(Dataset items)

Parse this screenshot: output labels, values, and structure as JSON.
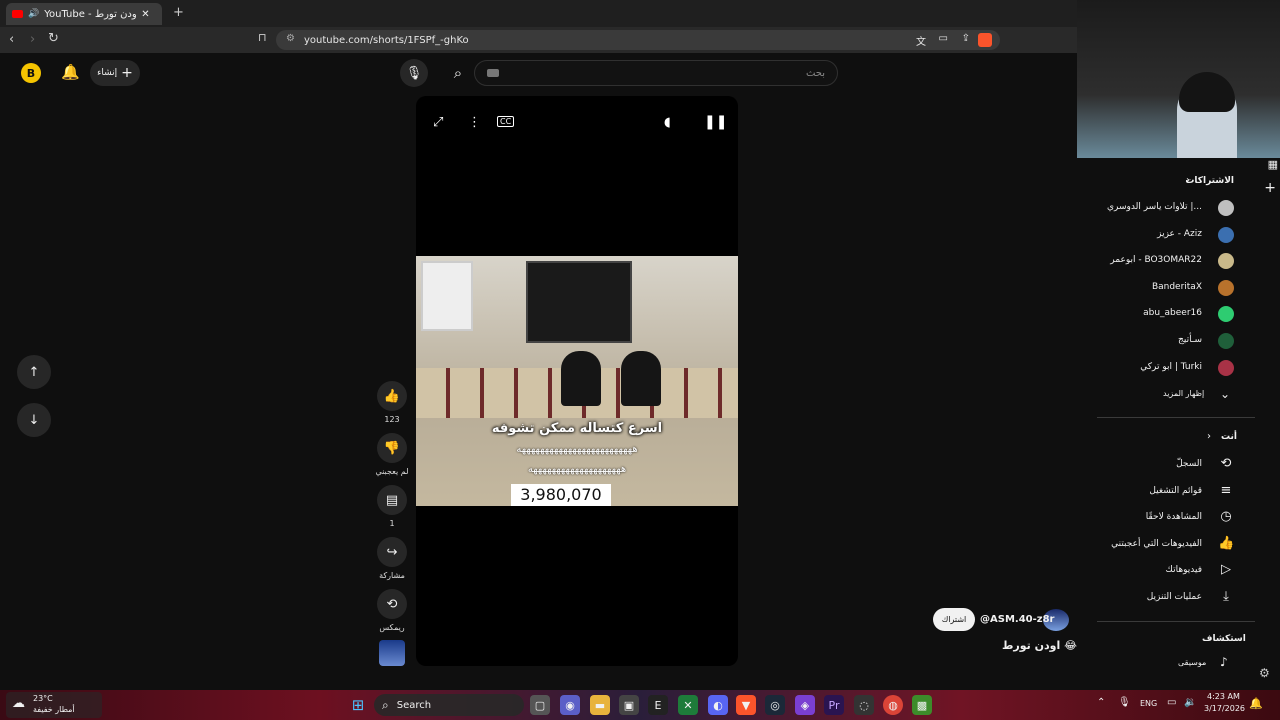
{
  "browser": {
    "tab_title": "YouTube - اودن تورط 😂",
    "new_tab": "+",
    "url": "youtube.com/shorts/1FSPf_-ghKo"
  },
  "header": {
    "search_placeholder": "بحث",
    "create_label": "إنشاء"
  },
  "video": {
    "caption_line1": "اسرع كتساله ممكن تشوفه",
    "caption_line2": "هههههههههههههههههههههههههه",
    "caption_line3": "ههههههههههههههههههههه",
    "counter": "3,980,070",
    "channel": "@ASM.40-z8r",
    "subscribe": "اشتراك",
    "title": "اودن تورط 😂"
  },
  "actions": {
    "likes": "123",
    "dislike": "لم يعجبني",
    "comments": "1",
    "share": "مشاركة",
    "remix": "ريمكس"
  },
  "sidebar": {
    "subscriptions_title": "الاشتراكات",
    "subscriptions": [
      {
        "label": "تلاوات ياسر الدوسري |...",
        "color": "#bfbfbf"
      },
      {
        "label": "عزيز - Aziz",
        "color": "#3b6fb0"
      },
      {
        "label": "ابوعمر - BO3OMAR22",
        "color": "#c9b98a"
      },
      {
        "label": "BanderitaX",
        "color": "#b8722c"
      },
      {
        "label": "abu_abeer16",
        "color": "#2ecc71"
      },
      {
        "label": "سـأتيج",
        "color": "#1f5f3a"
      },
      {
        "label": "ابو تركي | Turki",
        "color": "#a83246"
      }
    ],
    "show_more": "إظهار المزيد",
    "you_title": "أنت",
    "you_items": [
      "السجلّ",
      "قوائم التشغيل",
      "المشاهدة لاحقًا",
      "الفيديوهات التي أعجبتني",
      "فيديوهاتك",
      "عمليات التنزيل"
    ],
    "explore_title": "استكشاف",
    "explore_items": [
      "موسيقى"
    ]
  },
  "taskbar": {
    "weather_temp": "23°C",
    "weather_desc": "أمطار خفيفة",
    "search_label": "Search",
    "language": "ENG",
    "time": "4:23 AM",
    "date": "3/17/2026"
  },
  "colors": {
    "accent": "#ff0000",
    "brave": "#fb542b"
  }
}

--

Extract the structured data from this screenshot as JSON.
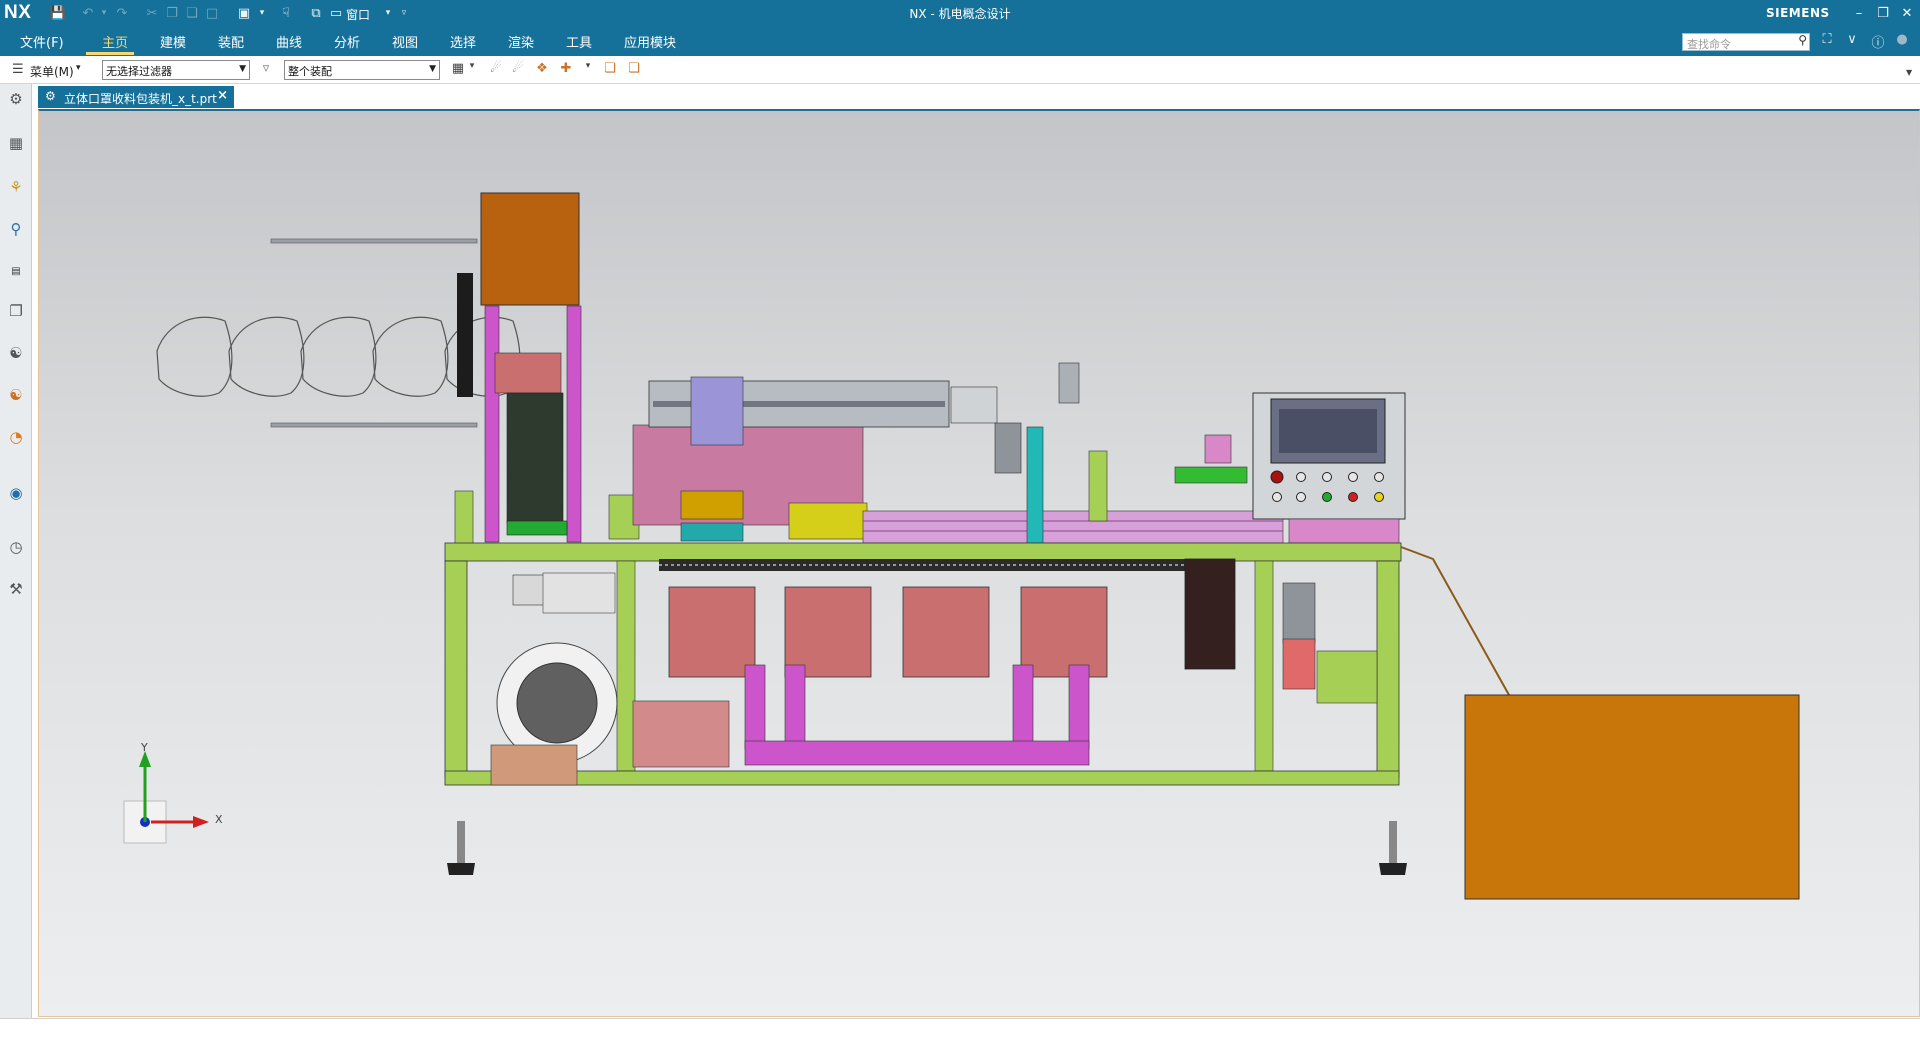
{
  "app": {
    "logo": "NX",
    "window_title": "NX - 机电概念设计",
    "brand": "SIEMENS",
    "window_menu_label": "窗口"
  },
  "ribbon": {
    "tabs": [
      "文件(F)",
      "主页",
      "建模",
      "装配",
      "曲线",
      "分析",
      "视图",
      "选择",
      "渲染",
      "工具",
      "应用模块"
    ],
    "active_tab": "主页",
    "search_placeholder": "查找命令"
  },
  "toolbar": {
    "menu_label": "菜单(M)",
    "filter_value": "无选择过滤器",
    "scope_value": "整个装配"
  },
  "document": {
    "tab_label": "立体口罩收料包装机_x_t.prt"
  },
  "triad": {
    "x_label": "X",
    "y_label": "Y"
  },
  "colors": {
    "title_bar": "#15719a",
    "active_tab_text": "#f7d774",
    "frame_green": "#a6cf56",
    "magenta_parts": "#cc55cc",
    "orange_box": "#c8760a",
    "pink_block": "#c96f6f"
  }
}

---

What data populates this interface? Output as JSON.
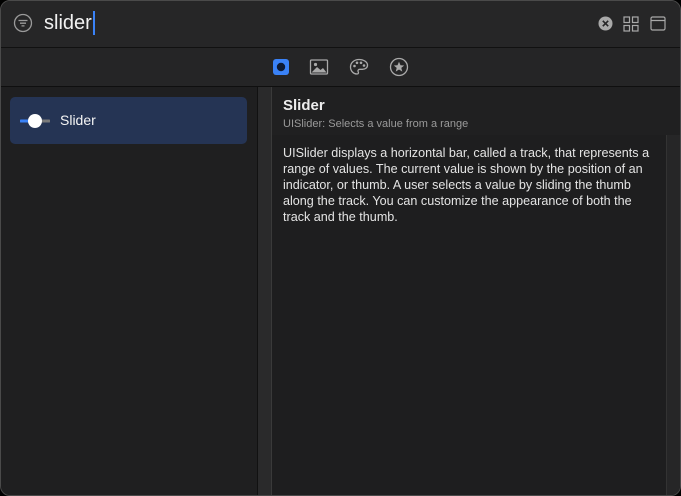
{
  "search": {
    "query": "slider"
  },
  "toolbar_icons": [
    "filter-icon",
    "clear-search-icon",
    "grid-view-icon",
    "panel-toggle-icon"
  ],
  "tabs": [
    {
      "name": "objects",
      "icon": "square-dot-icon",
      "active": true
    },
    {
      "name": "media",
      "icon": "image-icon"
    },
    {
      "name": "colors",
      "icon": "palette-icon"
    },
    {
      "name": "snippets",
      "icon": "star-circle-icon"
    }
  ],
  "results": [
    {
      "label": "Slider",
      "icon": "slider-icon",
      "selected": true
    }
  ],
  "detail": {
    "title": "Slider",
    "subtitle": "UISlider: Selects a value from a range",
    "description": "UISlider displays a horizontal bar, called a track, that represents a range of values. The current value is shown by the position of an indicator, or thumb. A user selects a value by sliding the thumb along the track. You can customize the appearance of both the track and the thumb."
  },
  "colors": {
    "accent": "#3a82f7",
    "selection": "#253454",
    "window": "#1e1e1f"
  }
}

Task instructions:
Show, from the listing above, each line that contains the word "UISlider".

Result of this exercise:
    "subtitle": "UISlider: Selects a value from a range",
    "description": "UISlider displays a horizontal bar, called a track, that represents a range of values. The current value is shown by the position of an indicator, or thumb. A user selects a value by sliding the thumb along the track. You can customize the appearance of both the track and the thumb."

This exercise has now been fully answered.